WRITTEN TASK: Where does the string "page" appear? Copy every line of the entries below that holds it.

GIVEN RECORDS:
-- BEGIN --

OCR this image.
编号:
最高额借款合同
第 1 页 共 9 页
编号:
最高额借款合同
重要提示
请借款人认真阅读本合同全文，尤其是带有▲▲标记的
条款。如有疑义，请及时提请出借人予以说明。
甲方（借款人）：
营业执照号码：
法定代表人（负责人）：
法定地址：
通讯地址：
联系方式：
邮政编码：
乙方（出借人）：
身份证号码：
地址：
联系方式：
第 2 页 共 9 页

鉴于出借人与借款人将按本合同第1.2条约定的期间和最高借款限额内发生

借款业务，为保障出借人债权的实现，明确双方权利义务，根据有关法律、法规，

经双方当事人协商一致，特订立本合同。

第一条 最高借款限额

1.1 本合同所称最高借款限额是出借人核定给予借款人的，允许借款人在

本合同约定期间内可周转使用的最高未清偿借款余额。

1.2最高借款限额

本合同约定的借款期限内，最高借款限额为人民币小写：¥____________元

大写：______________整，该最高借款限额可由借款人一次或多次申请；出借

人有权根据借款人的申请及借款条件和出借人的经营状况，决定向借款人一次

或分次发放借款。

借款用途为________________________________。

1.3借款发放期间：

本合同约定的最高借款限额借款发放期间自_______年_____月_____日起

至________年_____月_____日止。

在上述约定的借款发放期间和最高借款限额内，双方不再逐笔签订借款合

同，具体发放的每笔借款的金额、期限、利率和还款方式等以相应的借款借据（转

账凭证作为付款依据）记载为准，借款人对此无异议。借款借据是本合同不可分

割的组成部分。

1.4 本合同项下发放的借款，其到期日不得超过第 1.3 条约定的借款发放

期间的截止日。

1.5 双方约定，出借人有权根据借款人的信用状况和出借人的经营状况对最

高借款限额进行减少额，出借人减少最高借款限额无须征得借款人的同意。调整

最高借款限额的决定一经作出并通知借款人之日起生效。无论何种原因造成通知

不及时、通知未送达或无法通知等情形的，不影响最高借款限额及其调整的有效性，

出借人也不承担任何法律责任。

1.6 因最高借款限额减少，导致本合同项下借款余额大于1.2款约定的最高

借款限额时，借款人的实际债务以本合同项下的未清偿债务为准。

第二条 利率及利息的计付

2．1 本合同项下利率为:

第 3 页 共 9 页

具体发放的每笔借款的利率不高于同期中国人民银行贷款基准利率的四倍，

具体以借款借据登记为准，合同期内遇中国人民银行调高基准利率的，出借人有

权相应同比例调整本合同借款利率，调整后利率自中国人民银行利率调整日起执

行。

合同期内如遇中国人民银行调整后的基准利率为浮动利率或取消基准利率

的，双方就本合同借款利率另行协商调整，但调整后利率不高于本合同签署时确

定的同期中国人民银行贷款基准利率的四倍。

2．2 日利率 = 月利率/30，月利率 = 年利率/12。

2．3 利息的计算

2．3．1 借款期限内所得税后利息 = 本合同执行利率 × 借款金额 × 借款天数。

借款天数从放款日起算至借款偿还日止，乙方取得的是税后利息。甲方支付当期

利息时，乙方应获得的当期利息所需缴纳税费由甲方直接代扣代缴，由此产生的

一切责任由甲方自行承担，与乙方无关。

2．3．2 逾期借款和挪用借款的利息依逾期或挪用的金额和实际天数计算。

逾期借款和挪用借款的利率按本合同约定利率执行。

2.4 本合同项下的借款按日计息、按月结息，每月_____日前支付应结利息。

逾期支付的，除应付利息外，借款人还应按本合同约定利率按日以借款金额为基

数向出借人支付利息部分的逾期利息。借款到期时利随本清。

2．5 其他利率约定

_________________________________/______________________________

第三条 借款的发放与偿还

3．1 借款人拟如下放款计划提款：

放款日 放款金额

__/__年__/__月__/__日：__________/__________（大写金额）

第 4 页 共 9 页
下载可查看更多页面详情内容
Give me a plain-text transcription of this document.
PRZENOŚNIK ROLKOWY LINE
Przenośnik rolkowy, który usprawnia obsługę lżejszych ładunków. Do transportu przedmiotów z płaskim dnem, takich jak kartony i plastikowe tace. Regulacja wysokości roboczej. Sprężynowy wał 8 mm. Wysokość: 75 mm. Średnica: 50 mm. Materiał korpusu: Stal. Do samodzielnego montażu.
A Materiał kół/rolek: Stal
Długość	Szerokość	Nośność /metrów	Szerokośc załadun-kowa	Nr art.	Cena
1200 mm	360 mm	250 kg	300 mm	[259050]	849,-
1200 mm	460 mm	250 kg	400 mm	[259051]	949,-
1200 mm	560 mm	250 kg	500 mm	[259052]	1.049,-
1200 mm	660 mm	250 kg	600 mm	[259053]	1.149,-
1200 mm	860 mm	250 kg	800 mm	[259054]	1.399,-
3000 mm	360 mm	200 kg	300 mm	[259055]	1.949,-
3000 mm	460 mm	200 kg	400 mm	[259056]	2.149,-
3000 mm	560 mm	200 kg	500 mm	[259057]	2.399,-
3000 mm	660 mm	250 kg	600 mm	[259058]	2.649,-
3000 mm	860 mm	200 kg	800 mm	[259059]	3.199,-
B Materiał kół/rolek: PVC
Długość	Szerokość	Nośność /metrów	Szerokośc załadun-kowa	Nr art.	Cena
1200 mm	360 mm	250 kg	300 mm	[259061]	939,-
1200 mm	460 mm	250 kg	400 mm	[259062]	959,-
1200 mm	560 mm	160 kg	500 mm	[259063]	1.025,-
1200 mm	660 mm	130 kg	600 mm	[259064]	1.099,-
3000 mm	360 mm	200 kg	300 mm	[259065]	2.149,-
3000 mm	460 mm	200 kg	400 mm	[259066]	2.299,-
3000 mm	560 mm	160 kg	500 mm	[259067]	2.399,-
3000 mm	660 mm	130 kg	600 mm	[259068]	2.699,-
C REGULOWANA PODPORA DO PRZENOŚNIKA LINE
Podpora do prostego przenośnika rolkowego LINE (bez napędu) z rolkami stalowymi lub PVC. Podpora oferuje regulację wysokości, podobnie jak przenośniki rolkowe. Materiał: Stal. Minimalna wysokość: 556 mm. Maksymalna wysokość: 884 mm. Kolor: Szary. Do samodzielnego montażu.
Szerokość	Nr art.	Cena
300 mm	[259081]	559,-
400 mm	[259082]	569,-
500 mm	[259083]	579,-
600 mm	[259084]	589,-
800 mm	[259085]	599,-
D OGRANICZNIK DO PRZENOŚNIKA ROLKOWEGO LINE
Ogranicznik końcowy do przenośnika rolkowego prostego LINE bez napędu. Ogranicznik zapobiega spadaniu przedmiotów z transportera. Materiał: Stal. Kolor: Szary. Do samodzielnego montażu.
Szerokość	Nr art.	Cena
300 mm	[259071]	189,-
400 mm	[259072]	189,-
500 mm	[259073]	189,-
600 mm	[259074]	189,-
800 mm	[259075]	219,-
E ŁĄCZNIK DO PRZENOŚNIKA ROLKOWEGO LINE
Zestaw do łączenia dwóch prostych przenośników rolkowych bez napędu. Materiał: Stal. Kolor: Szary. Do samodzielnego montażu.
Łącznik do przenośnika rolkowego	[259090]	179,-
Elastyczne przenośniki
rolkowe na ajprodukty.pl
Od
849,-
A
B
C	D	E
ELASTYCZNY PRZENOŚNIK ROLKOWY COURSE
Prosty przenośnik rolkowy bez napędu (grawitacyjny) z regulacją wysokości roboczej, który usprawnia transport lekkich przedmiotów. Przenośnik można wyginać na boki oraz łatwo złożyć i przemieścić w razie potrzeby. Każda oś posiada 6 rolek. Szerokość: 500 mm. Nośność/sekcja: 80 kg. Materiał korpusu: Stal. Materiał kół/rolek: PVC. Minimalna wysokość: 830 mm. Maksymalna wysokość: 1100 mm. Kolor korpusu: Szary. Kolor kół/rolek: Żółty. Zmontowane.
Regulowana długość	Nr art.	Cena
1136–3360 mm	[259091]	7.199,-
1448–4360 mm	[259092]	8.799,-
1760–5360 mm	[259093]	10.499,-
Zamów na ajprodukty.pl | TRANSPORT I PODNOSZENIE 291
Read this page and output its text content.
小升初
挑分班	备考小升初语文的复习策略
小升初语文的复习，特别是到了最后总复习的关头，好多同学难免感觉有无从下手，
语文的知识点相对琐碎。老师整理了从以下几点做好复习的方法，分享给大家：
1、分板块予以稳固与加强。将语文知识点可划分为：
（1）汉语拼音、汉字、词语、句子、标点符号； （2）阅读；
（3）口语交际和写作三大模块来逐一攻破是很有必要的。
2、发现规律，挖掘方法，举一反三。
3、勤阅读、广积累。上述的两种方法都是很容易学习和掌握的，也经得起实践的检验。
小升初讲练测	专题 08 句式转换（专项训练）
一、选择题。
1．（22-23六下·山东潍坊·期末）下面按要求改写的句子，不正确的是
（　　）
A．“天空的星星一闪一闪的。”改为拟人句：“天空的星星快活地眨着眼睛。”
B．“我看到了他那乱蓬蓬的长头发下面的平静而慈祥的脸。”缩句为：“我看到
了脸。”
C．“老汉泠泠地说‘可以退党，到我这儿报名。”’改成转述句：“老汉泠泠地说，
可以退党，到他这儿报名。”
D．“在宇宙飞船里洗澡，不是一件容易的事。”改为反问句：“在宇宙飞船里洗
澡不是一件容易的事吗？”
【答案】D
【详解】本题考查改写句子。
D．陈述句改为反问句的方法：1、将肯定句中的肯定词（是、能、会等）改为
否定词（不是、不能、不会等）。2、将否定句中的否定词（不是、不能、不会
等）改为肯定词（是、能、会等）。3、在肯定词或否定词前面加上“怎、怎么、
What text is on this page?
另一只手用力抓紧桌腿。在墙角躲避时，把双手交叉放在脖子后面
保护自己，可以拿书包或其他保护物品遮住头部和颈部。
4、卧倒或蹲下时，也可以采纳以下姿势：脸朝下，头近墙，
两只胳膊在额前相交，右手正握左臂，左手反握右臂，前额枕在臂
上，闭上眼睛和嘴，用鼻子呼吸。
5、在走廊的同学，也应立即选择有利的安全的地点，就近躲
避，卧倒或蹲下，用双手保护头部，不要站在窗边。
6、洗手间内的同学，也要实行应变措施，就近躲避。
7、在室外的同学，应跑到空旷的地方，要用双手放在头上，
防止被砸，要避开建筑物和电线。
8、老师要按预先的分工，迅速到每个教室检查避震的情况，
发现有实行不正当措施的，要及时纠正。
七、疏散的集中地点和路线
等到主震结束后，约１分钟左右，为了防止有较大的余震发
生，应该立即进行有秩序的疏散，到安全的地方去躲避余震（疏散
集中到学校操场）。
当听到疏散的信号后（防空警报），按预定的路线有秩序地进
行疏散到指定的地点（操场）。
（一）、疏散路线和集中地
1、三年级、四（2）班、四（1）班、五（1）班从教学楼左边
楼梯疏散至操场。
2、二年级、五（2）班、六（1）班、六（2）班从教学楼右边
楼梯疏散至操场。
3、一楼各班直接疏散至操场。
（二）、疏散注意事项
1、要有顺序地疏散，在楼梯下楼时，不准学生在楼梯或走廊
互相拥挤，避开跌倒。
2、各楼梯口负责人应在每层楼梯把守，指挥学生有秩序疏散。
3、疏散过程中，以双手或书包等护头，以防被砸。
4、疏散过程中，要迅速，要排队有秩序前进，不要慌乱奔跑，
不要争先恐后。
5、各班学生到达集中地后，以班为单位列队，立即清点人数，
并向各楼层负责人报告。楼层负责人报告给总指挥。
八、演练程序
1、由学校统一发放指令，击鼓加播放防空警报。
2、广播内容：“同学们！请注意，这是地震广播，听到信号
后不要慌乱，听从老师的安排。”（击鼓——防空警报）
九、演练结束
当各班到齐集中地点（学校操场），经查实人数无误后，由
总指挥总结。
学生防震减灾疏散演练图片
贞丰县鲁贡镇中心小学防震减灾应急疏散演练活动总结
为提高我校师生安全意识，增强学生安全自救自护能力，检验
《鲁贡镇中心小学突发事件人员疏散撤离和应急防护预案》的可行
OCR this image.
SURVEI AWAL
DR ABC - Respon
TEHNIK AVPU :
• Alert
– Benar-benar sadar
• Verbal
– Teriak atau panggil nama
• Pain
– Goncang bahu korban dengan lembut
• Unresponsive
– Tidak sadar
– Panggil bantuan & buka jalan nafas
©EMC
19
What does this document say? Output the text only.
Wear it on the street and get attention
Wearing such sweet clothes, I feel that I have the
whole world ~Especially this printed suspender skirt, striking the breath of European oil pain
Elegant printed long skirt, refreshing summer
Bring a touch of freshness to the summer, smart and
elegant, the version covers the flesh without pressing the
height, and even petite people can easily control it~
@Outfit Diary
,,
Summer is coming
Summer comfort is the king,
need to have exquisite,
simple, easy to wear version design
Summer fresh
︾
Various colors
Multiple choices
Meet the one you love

-- END --

THE ANSWER:
Read this page and output its text content.
What text is on this page?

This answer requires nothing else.